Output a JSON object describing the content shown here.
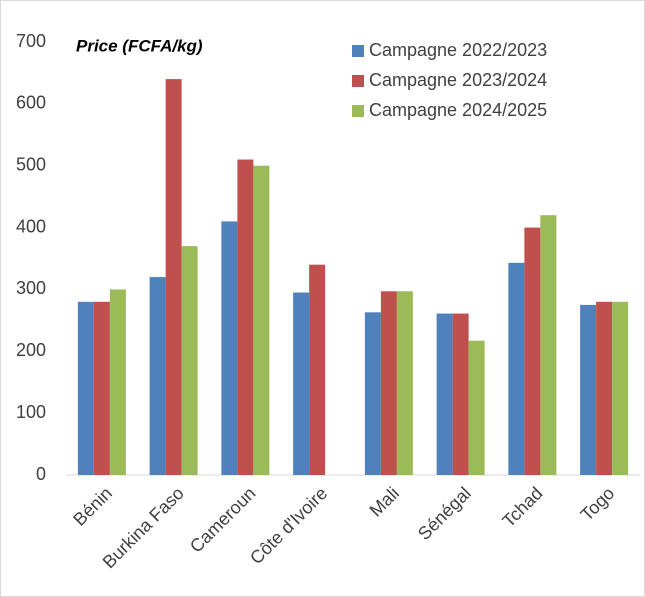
{
  "chart_data": {
    "type": "bar",
    "title": "Price (FCFA/kg)",
    "categories": [
      "Bénin",
      "Burkina Faso",
      "Cameroun",
      "Côte d'Ivoire",
      "Mali",
      "Sénégal",
      "Tchad",
      "Togo"
    ],
    "series": [
      {
        "name": "Campagne 2022/2023",
        "color": "#4f81bd",
        "values": [
          280,
          320,
          410,
          295,
          263,
          261,
          343,
          275
        ]
      },
      {
        "name": "Campagne 2023/2024",
        "color": "#c0504d",
        "values": [
          280,
          640,
          510,
          340,
          297,
          261,
          400,
          280
        ]
      },
      {
        "name": "Campagne 2024/2025",
        "color": "#9bbb59",
        "values": [
          300,
          370,
          500,
          null,
          297,
          217,
          420,
          280
        ]
      }
    ],
    "ylim": [
      0,
      700
    ],
    "yticks": [
      0,
      100,
      200,
      300,
      400,
      500,
      600,
      700
    ],
    "grid": false,
    "legend": "top-right"
  }
}
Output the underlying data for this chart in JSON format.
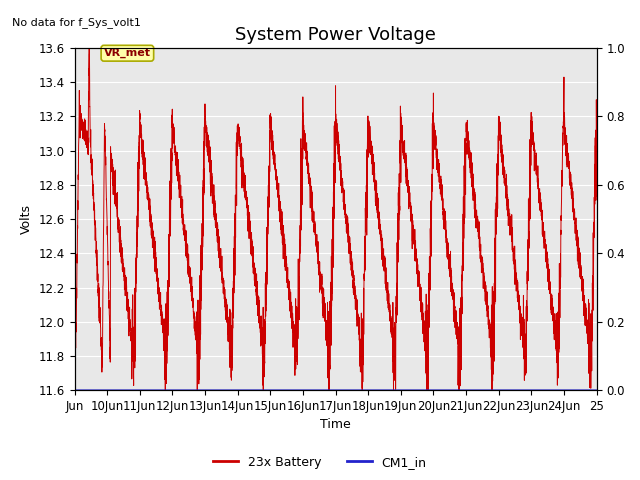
{
  "title": "System Power Voltage",
  "top_left_text": "No data for f_Sys_volt1",
  "xlabel": "Time",
  "ylabel": "Volts",
  "ylim_left": [
    11.6,
    13.6
  ],
  "ylim_right": [
    0.0,
    1.0
  ],
  "yticks_left": [
    11.6,
    11.8,
    12.0,
    12.2,
    12.4,
    12.6,
    12.8,
    13.0,
    13.2,
    13.4,
    13.6
  ],
  "yticks_right": [
    0.0,
    0.2,
    0.4,
    0.6,
    0.8,
    1.0
  ],
  "xticklabels": [
    "Jun",
    "10Jun",
    "11Jun",
    "12Jun",
    "13Jun",
    "14Jun",
    "15Jun",
    "16Jun",
    "17Jun",
    "18Jun",
    "19Jun",
    "20Jun",
    "21Jun",
    "22Jun",
    "23Jun",
    "24Jun",
    "25"
  ],
  "background_color": "#e8e8e8",
  "line_color_battery": "#cc0000",
  "line_color_cm1": "#2222cc",
  "legend_labels": [
    "23x Battery",
    "CM1_in"
  ],
  "annotation_text": "VR_met",
  "title_fontsize": 13,
  "label_fontsize": 9,
  "tick_fontsize": 8.5
}
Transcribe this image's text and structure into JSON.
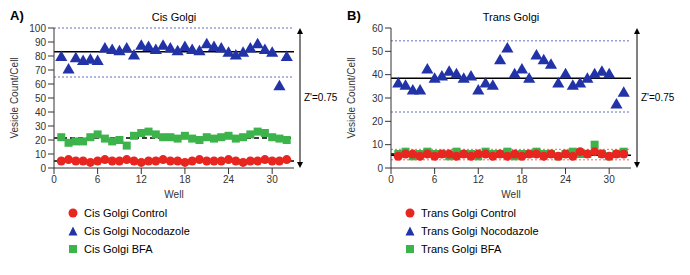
{
  "chart_data": [
    {
      "type": "scatter",
      "title": "Cis Golgi",
      "annotations": [
        "A)",
        "Z'=0.75"
      ],
      "xlabel": "Well",
      "ylabel": "Vesicle Count/Cell",
      "legend": "bottom",
      "x": [
        1,
        2,
        3,
        4,
        5,
        6,
        7,
        8,
        9,
        10,
        11,
        12,
        13,
        14,
        15,
        16,
        17,
        18,
        19,
        20,
        21,
        22,
        23,
        24,
        25,
        26,
        27,
        28,
        29,
        30,
        31,
        32
      ],
      "xlim": [
        0,
        33
      ],
      "xticks": [
        0,
        6,
        12,
        18,
        24,
        30
      ],
      "ylim": [
        0,
        100
      ],
      "yticks": [
        0,
        10,
        20,
        30,
        40,
        50,
        60,
        70,
        80,
        90,
        100
      ],
      "series": [
        {
          "name": "Cis Golgi Control",
          "color": "#e8251f",
          "marker": "circle",
          "line_style": "solid",
          "mean": 5,
          "values": [
            5,
            6,
            5,
            5,
            4,
            5,
            6,
            5,
            5,
            6,
            5,
            4,
            5,
            5,
            6,
            5,
            5,
            4,
            5,
            6,
            5,
            5,
            5,
            6,
            5,
            4,
            5,
            5,
            6,
            5,
            5,
            6
          ]
        },
        {
          "name": "Cis Golgi Nocodazole",
          "color": "#2233a8",
          "marker": "triangle",
          "line_style": "solid",
          "mean": 83,
          "lower": 65,
          "upper": 100,
          "values": [
            79,
            70,
            78,
            76,
            77,
            76,
            85,
            84,
            83,
            85,
            80,
            87,
            86,
            84,
            87,
            85,
            83,
            86,
            84,
            83,
            88,
            86,
            85,
            82,
            80,
            82,
            85,
            88,
            84,
            82,
            58,
            79
          ]
        },
        {
          "name": "Cis Golgi BFA",
          "color": "#3cb44b",
          "marker": "square",
          "line_style": "dashed",
          "mean": 21.5,
          "values": [
            22,
            18,
            19,
            19,
            22,
            24,
            21,
            19,
            20,
            16,
            23,
            25,
            26,
            24,
            22,
            22,
            21,
            23,
            21,
            20,
            22,
            21,
            22,
            23,
            21,
            22,
            24,
            26,
            25,
            22,
            21,
            20
          ]
        }
      ]
    },
    {
      "type": "scatter",
      "title": "Trans Golgi",
      "annotations": [
        "B)",
        "Z'=0.75"
      ],
      "xlabel": "Well",
      "ylabel": "Vesicle Count/Cell",
      "legend": "bottom",
      "x": [
        1,
        2,
        3,
        4,
        5,
        6,
        7,
        8,
        9,
        10,
        11,
        12,
        13,
        14,
        15,
        16,
        17,
        18,
        19,
        20,
        21,
        22,
        23,
        24,
        25,
        26,
        27,
        28,
        29,
        30,
        31,
        32
      ],
      "xlim": [
        0,
        33
      ],
      "xticks": [
        0,
        6,
        12,
        18,
        24,
        30
      ],
      "ylim": [
        0,
        60
      ],
      "yticks": [
        0,
        10,
        20,
        30,
        40,
        50,
        60
      ],
      "series": [
        {
          "name": "Trans Golgi Control",
          "color": "#e8251f",
          "marker": "circle",
          "line_style": "solid",
          "mean": 5.5,
          "lower": 3.5,
          "upper": 8,
          "values": [
            5,
            6,
            6,
            5,
            6,
            5,
            6,
            6,
            5,
            6,
            5,
            6,
            6,
            5,
            6,
            5,
            6,
            5,
            6,
            6,
            5,
            6,
            5,
            6,
            5,
            7,
            6,
            7,
            6,
            5,
            6,
            6
          ]
        },
        {
          "name": "Trans Golgi Nocodazole",
          "color": "#2233a8",
          "marker": "triangle",
          "line_style": "solid",
          "mean": 38.5,
          "lower": 24,
          "upper": 54.5,
          "values": [
            36,
            35,
            33,
            33,
            42,
            38,
            39,
            41,
            40,
            38,
            39,
            33,
            36,
            35,
            46,
            51,
            40,
            42,
            38,
            48,
            46,
            44,
            36,
            40,
            35,
            36,
            38,
            40,
            41,
            40,
            27,
            32
          ]
        },
        {
          "name": "Trans Golgi BFA",
          "color": "#3cb44b",
          "marker": "square",
          "line_style": "dashed",
          "mean": 6,
          "values": [
            6,
            7,
            5,
            6,
            7,
            6,
            6,
            5,
            7,
            6,
            6,
            5,
            7,
            6,
            6,
            7,
            5,
            6,
            6,
            7,
            6,
            6,
            5,
            6,
            7,
            6,
            6,
            10,
            6,
            5,
            6,
            7
          ]
        }
      ]
    }
  ]
}
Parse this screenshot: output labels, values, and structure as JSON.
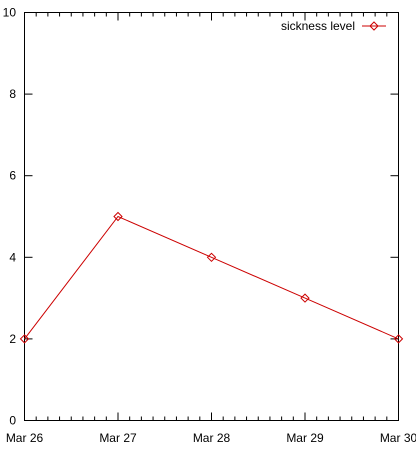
{
  "chart_data": {
    "type": "line",
    "title": "",
    "xlabel": "",
    "ylabel": "",
    "categories": [
      "Mar 26",
      "Mar 27",
      "Mar 28",
      "Mar 29",
      "Mar 30"
    ],
    "ylim": [
      0,
      10
    ],
    "yticks": [
      "0",
      "2",
      "4",
      "6",
      "8",
      "10"
    ],
    "grid": false,
    "legend_position": "top-right",
    "series": [
      {
        "name": "sickness level",
        "color": "#cc0000",
        "marker": "diamond",
        "values": [
          2,
          5,
          4,
          3,
          2
        ]
      }
    ]
  }
}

#### [INSTRUCTIONS TO FOLLOW]
Output the records above exactly; leave out the pictures.

#### [COMPLETE ANSWER]
Output a JSON object describing the content shown here.
{
  "chart_data": {
    "type": "bar",
    "title": "Price (FCFA/kg)",
    "categories": [
      "Bénin",
      "Burkina Faso",
      "Cameroun",
      "Côte d'Ivoire",
      "Mali",
      "Sénégal",
      "Tchad",
      "Togo"
    ],
    "series": [
      {
        "name": "Campagne 2022/2023",
        "color": "#4f81bd",
        "values": [
          280,
          320,
          410,
          295,
          263,
          261,
          343,
          275
        ]
      },
      {
        "name": "Campagne 2023/2024",
        "color": "#c0504d",
        "values": [
          280,
          640,
          510,
          340,
          297,
          261,
          400,
          280
        ]
      },
      {
        "name": "Campagne 2024/2025",
        "color": "#9bbb59",
        "values": [
          300,
          370,
          500,
          null,
          297,
          217,
          420,
          280
        ]
      }
    ],
    "ylim": [
      0,
      700
    ],
    "yticks": [
      0,
      100,
      200,
      300,
      400,
      500,
      600,
      700
    ],
    "grid": false,
    "legend": "top-right"
  }
}
Output the underlying data for this chart in JSON format.
{
  "title": "System Power Voltage",
  "top_left_text": "No data for f_Sys_volt1",
  "xlabel": "Time",
  "ylabel": "Volts",
  "ylim_left": [
    11.6,
    13.6
  ],
  "ylim_right": [
    0.0,
    1.0
  ],
  "yticks_left": [
    11.6,
    11.8,
    12.0,
    12.2,
    12.4,
    12.6,
    12.8,
    13.0,
    13.2,
    13.4,
    13.6
  ],
  "yticks_right": [
    0.0,
    0.2,
    0.4,
    0.6,
    0.8,
    1.0
  ],
  "xticklabels": [
    "Jun",
    "10Jun",
    "11Jun",
    "12Jun",
    "13Jun",
    "14Jun",
    "15Jun",
    "16Jun",
    "17Jun",
    "18Jun",
    "19Jun",
    "20Jun",
    "21Jun",
    "22Jun",
    "23Jun",
    "24Jun",
    "25"
  ],
  "background_color": "#e8e8e8",
  "line_color_battery": "#cc0000",
  "line_color_cm1": "#2222cc",
  "legend_labels": [
    "23x Battery",
    "CM1_in"
  ],
  "annotation_text": "VR_met",
  "title_fontsize": 13,
  "label_fontsize": 9,
  "tick_fontsize": 8.5
}
Transcribe this image's text and structure into JSON.
{
  "chart_data": [
    {
      "type": "scatter",
      "title": "Cis Golgi",
      "annotations": [
        "A)",
        "Z'=0.75"
      ],
      "xlabel": "Well",
      "ylabel": "Vesicle Count/Cell",
      "legend": "bottom",
      "x": [
        1,
        2,
        3,
        4,
        5,
        6,
        7,
        8,
        9,
        10,
        11,
        12,
        13,
        14,
        15,
        16,
        17,
        18,
        19,
        20,
        21,
        22,
        23,
        24,
        25,
        26,
        27,
        28,
        29,
        30,
        31,
        32
      ],
      "xlim": [
        0,
        33
      ],
      "xticks": [
        0,
        6,
        12,
        18,
        24,
        30
      ],
      "ylim": [
        0,
        100
      ],
      "yticks": [
        0,
        10,
        20,
        30,
        40,
        50,
        60,
        70,
        80,
        90,
        100
      ],
      "series": [
        {
          "name": "Cis Golgi Control",
          "color": "#e8251f",
          "marker": "circle",
          "line_style": "solid",
          "mean": 5,
          "values": [
            5,
            6,
            5,
            5,
            4,
            5,
            6,
            5,
            5,
            6,
            5,
            4,
            5,
            5,
            6,
            5,
            5,
            4,
            5,
            6,
            5,
            5,
            5,
            6,
            5,
            4,
            5,
            5,
            6,
            5,
            5,
            6
          ]
        },
        {
          "name": "Cis Golgi Nocodazole",
          "color": "#2233a8",
          "marker": "triangle",
          "line_style": "solid",
          "mean": 83,
          "lower": 65,
          "upper": 100,
          "values": [
            79,
            70,
            78,
            76,
            77,
            76,
            85,
            84,
            83,
            85,
            80,
            87,
            86,
            84,
            87,
            85,
            83,
            86,
            84,
            83,
            88,
            86,
            85,
            82,
            80,
            82,
            85,
            88,
            84,
            82,
            58,
            79
          ]
        },
        {
          "name": "Cis Golgi BFA",
          "color": "#3cb44b",
          "marker": "square",
          "line_style": "dashed",
          "mean": 21.5,
          "values": [
            22,
            18,
            19,
            19,
            22,
            24,
            21,
            19,
            20,
            16,
            23,
            25,
            26,
            24,
            22,
            22,
            21,
            23,
            21,
            20,
            22,
            21,
            22,
            23,
            21,
            22,
            24,
            26,
            25,
            22,
            21,
            20
          ]
        }
      ]
    },
    {
      "type": "scatter",
      "title": "Trans Golgi",
      "annotations": [
        "B)",
        "Z'=0.75"
      ],
      "xlabel": "Well",
      "ylabel": "Vesicle Count/Cell",
      "legend": "bottom",
      "x": [
        1,
        2,
        3,
        4,
        5,
        6,
        7,
        8,
        9,
        10,
        11,
        12,
        13,
        14,
        15,
        16,
        17,
        18,
        19,
        20,
        21,
        22,
        23,
        24,
        25,
        26,
        27,
        28,
        29,
        30,
        31,
        32
      ],
      "xlim": [
        0,
        33
      ],
      "xticks": [
        0,
        6,
        12,
        18,
        24,
        30
      ],
      "ylim": [
        0,
        60
      ],
      "yticks": [
        0,
        10,
        20,
        30,
        40,
        50,
        60
      ],
      "series": [
        {
          "name": "Trans Golgi Control",
          "color": "#e8251f",
          "marker": "circle",
          "line_style": "solid",
          "mean": 5.5,
          "lower": 3.5,
          "upper": 8,
          "values": [
            5,
            6,
            6,
            5,
            6,
            5,
            6,
            6,
            5,
            6,
            5,
            6,
            6,
            5,
            6,
            5,
            6,
            5,
            6,
            6,
            5,
            6,
            5,
            6,
            5,
            7,
            6,
            7,
            6,
            5,
            6,
            6
          ]
        },
        {
          "name": "Trans Golgi Nocodazole",
          "color": "#2233a8",
          "marker": "triangle",
          "line_style": "solid",
          "mean": 38.5,
          "lower": 24,
          "upper": 54.5,
          "values": [
            36,
            35,
            33,
            33,
            42,
            38,
            39,
            41,
            40,
            38,
            39,
            33,
            36,
            35,
            46,
            51,
            40,
            42,
            38,
            48,
            46,
            44,
            36,
            40,
            35,
            36,
            38,
            40,
            41,
            40,
            27,
            32
          ]
        },
        {
          "name": "Trans Golgi BFA",
          "color": "#3cb44b",
          "marker": "square",
          "line_style": "dashed",
          "mean": 6,
          "values": [
            6,
            7,
            5,
            6,
            7,
            6,
            6,
            5,
            7,
            6,
            6,
            5,
            7,
            6,
            6,
            7,
            5,
            6,
            6,
            7,
            6,
            6,
            5,
            6,
            7,
            6,
            6,
            10,
            6,
            5,
            6,
            7
          ]
        }
      ]
    }
  ]
}
Parse this screenshot: output labels, values, and structure as JSON.
{
  "chart_data": {
    "type": "line",
    "title": "",
    "xlabel": "",
    "ylabel": "",
    "categories": [
      "Mar 26",
      "Mar 27",
      "Mar 28",
      "Mar 29",
      "Mar 30"
    ],
    "ylim": [
      0,
      10
    ],
    "yticks": [
      "0",
      "2",
      "4",
      "6",
      "8",
      "10"
    ],
    "grid": false,
    "legend_position": "top-right",
    "series": [
      {
        "name": "sickness level",
        "color": "#cc0000",
        "marker": "diamond",
        "values": [
          2,
          5,
          4,
          3,
          2
        ]
      }
    ]
  }
}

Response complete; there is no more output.